• **AIM OF THE TASK**
In the entries that follow, how many lines contain the word "front"? Answer with the number only.
## start THE INPUT
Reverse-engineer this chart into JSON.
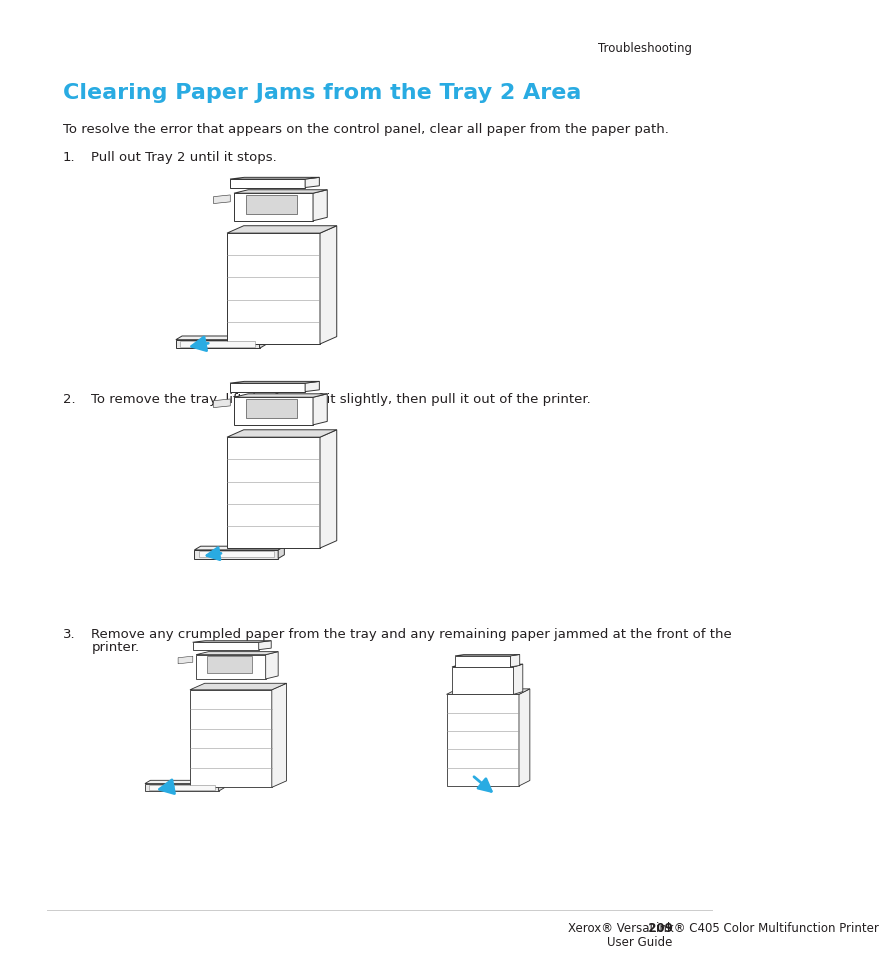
{
  "bg_color": "#ffffff",
  "header_text": "Troubleshooting",
  "header_color": "#231f20",
  "header_fontsize": 8.5,
  "title_text": "Clearing Paper Jams from the Tray 2 Area",
  "title_color": "#29abe2",
  "title_fontsize": 16,
  "intro_text": "To resolve the error that appears on the control panel, clear all paper from the paper path.",
  "intro_fontsize": 9.5,
  "step1_text": "Pull out Tray 2 until it stops.",
  "step2_text": "To remove the tray, lift the front of it slightly, then pull it out of the printer.",
  "step3_text": "Remove any crumpled paper from the tray and any remaining paper jammed at the front of the printer.",
  "step_fontsize": 9.5,
  "footer_line1": "Xerox® VersaLink® C405 Color Multifunction Printer",
  "footer_page": "209",
  "footer_line2": "User Guide",
  "footer_fontsize": 8.5,
  "footer_color": "#231f20",
  "arrow_color": "#29abe2",
  "line_color": "#cccccc",
  "text_color": "#231f20"
}
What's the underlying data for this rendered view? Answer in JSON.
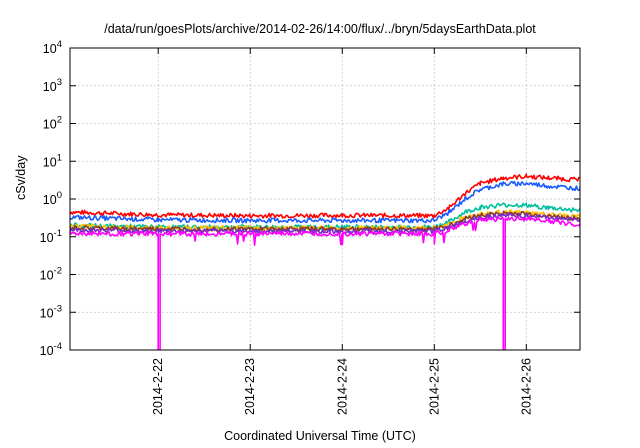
{
  "chart_data": {
    "type": "line",
    "title": "/data/run/goesPlots/archive/2014-02-26/14:00/flux/../bryn/5daysEarthData.plot",
    "xlabel": "Coordinated Universal Time (UTC)",
    "ylabel": "cSv/day",
    "yscale": "log",
    "ylim": [
      0.0001,
      10000
    ],
    "xlim": [
      "2014-02-21 01:00",
      "2014-02-26 14:00"
    ],
    "xticks": [
      "2014-2-22",
      "2014-2-23",
      "2014-2-24",
      "2014-2-25",
      "2014-2-26"
    ],
    "yticks": [
      {
        "base": "10",
        "exp": "-4"
      },
      {
        "base": "10",
        "exp": "-3"
      },
      {
        "base": "10",
        "exp": "-2"
      },
      {
        "base": "10",
        "exp": "-1"
      },
      {
        "base": "10",
        "exp": "0"
      },
      {
        "base": "10",
        "exp": "1"
      },
      {
        "base": "10",
        "exp": "2"
      },
      {
        "base": "10",
        "exp": "3"
      },
      {
        "base": "10",
        "exp": "4"
      }
    ],
    "grid": true,
    "legend": "none",
    "series": [
      {
        "color": "#ff0000",
        "x": [
          "2014-02-21 01:00",
          "2014-02-22 00:00",
          "2014-02-23 00:00",
          "2014-02-24 00:00",
          "2014-02-25 00:00",
          "2014-02-25 04:00",
          "2014-02-25 08:00",
          "2014-02-25 12:00",
          "2014-02-25 18:00",
          "2014-02-26 00:00",
          "2014-02-26 06:00",
          "2014-02-26 14:00"
        ],
        "y": [
          0.45,
          0.38,
          0.36,
          0.37,
          0.36,
          0.6,
          1.4,
          2.6,
          3.6,
          4.0,
          3.6,
          3.2
        ]
      },
      {
        "color": "#1a5cff",
        "x": [
          "2014-02-21 01:00",
          "2014-02-22 00:00",
          "2014-02-23 00:00",
          "2014-02-24 00:00",
          "2014-02-25 00:00",
          "2014-02-25 04:00",
          "2014-02-25 08:00",
          "2014-02-25 12:00",
          "2014-02-25 18:00",
          "2014-02-26 00:00",
          "2014-02-26 06:00",
          "2014-02-26 14:00"
        ],
        "y": [
          0.33,
          0.28,
          0.27,
          0.27,
          0.27,
          0.45,
          1.0,
          1.8,
          2.5,
          2.6,
          2.2,
          1.9
        ]
      },
      {
        "color": "#00c0a0",
        "x": [
          "2014-02-21 01:00",
          "2014-02-22 00:00",
          "2014-02-23 00:00",
          "2014-02-24 00:00",
          "2014-02-25 00:00",
          "2014-02-25 04:00",
          "2014-02-25 08:00",
          "2014-02-25 12:00",
          "2014-02-25 18:00",
          "2014-02-26 00:00",
          "2014-02-26 06:00",
          "2014-02-26 14:00"
        ],
        "y": [
          0.2,
          0.18,
          0.18,
          0.18,
          0.18,
          0.25,
          0.45,
          0.6,
          0.7,
          0.68,
          0.58,
          0.5
        ]
      },
      {
        "color": "#ffc000",
        "x": [
          "2014-02-21 01:00",
          "2014-02-22 00:00",
          "2014-02-23 00:00",
          "2014-02-24 00:00",
          "2014-02-25 00:00",
          "2014-02-25 04:00",
          "2014-02-25 08:00",
          "2014-02-25 12:00",
          "2014-02-25 18:00",
          "2014-02-26 00:00",
          "2014-02-26 06:00",
          "2014-02-26 14:00"
        ],
        "y": [
          0.19,
          0.17,
          0.17,
          0.17,
          0.17,
          0.22,
          0.33,
          0.4,
          0.45,
          0.43,
          0.38,
          0.34
        ]
      },
      {
        "color": "#8b3a2a",
        "x": [
          "2014-02-21 01:00",
          "2014-02-22 00:00",
          "2014-02-23 00:00",
          "2014-02-24 00:00",
          "2014-02-25 00:00",
          "2014-02-25 04:00",
          "2014-02-25 08:00",
          "2014-02-25 12:00",
          "2014-02-25 18:00",
          "2014-02-26 00:00",
          "2014-02-26 06:00",
          "2014-02-26 14:00"
        ],
        "y": [
          0.17,
          0.16,
          0.16,
          0.16,
          0.16,
          0.2,
          0.3,
          0.37,
          0.42,
          0.4,
          0.35,
          0.3
        ]
      },
      {
        "color": "#7a2cc8",
        "x": [
          "2014-02-21 01:00",
          "2014-02-22 00:00",
          "2014-02-23 00:00",
          "2014-02-24 00:00",
          "2014-02-25 00:00",
          "2014-02-25 04:00",
          "2014-02-25 08:00",
          "2014-02-25 12:00",
          "2014-02-25 18:00",
          "2014-02-26 00:00",
          "2014-02-26 06:00",
          "2014-02-26 14:00"
        ],
        "y": [
          0.15,
          0.14,
          0.14,
          0.14,
          0.14,
          0.18,
          0.26,
          0.33,
          0.37,
          0.36,
          0.32,
          0.28
        ]
      },
      {
        "color": "#ff00ff",
        "x": [
          "2014-02-21 01:00",
          "2014-02-22 00:00",
          "2014-02-22 00:00",
          "2014-02-22 00:30",
          "2014-02-22 00:30",
          "2014-02-23 00:00",
          "2014-02-24 00:00",
          "2014-02-25 00:00",
          "2014-02-25 04:00",
          "2014-02-25 08:00",
          "2014-02-25 12:00",
          "2014-02-25 18:00",
          "2014-02-25 18:00",
          "2014-02-25 18:30",
          "2014-02-25 18:30",
          "2014-02-26 00:00",
          "2014-02-26 06:00",
          "2014-02-26 14:00"
        ],
        "y": [
          0.12,
          0.12,
          0.0001,
          0.0001,
          0.12,
          0.12,
          0.12,
          0.12,
          0.15,
          0.22,
          0.28,
          0.3,
          0.0001,
          0.0001,
          0.3,
          0.3,
          0.26,
          0.2
        ]
      }
    ]
  }
}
## end THE INPUT
• **RESULT OF THIS EXERCISE**
2